**Aim of the exercise:** Tally the lines of the listing below that contain the string "stats", and reply with the number alone.

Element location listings
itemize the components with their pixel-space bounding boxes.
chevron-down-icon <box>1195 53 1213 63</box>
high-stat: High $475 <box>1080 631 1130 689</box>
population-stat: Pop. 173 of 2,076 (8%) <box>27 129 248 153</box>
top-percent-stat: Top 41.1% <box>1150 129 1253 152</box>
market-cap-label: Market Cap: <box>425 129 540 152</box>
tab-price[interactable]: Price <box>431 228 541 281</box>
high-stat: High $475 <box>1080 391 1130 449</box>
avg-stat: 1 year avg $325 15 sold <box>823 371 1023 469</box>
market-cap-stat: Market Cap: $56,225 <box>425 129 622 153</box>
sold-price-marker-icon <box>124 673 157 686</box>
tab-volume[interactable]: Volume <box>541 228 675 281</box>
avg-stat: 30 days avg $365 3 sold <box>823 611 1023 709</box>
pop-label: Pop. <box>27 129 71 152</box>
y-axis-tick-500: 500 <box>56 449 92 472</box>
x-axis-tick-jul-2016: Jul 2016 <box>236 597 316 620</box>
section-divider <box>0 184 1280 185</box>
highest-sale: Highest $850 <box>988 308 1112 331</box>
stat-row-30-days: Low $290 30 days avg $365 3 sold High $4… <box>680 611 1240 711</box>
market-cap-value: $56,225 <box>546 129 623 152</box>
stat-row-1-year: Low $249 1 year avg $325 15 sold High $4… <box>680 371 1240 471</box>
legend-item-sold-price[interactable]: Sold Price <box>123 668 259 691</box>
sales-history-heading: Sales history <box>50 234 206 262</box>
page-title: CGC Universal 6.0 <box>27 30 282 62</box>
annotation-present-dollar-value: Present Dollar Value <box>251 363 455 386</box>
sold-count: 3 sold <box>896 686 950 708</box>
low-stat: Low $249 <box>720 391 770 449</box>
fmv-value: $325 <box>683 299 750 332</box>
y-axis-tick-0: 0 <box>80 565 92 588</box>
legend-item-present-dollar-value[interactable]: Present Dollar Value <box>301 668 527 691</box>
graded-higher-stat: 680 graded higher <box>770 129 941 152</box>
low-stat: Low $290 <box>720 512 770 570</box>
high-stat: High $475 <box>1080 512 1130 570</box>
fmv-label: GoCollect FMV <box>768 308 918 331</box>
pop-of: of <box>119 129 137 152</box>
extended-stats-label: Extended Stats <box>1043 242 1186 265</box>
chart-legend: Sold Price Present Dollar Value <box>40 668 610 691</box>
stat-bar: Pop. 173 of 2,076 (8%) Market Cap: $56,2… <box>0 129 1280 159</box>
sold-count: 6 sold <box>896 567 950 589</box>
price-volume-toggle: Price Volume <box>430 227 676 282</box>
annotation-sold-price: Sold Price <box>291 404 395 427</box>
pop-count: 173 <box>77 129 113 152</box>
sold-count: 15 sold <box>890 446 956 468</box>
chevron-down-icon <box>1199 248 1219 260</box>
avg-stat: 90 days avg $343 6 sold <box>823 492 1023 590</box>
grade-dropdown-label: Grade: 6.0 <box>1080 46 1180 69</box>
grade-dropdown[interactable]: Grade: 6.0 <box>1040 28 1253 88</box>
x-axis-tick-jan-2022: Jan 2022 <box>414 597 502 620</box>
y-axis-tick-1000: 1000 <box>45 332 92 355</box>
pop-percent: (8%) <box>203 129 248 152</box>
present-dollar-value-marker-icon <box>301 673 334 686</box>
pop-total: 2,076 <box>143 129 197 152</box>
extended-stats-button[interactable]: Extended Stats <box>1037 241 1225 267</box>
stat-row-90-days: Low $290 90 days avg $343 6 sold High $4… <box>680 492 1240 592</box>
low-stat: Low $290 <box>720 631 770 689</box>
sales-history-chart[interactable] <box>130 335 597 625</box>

**Result of the task:** 2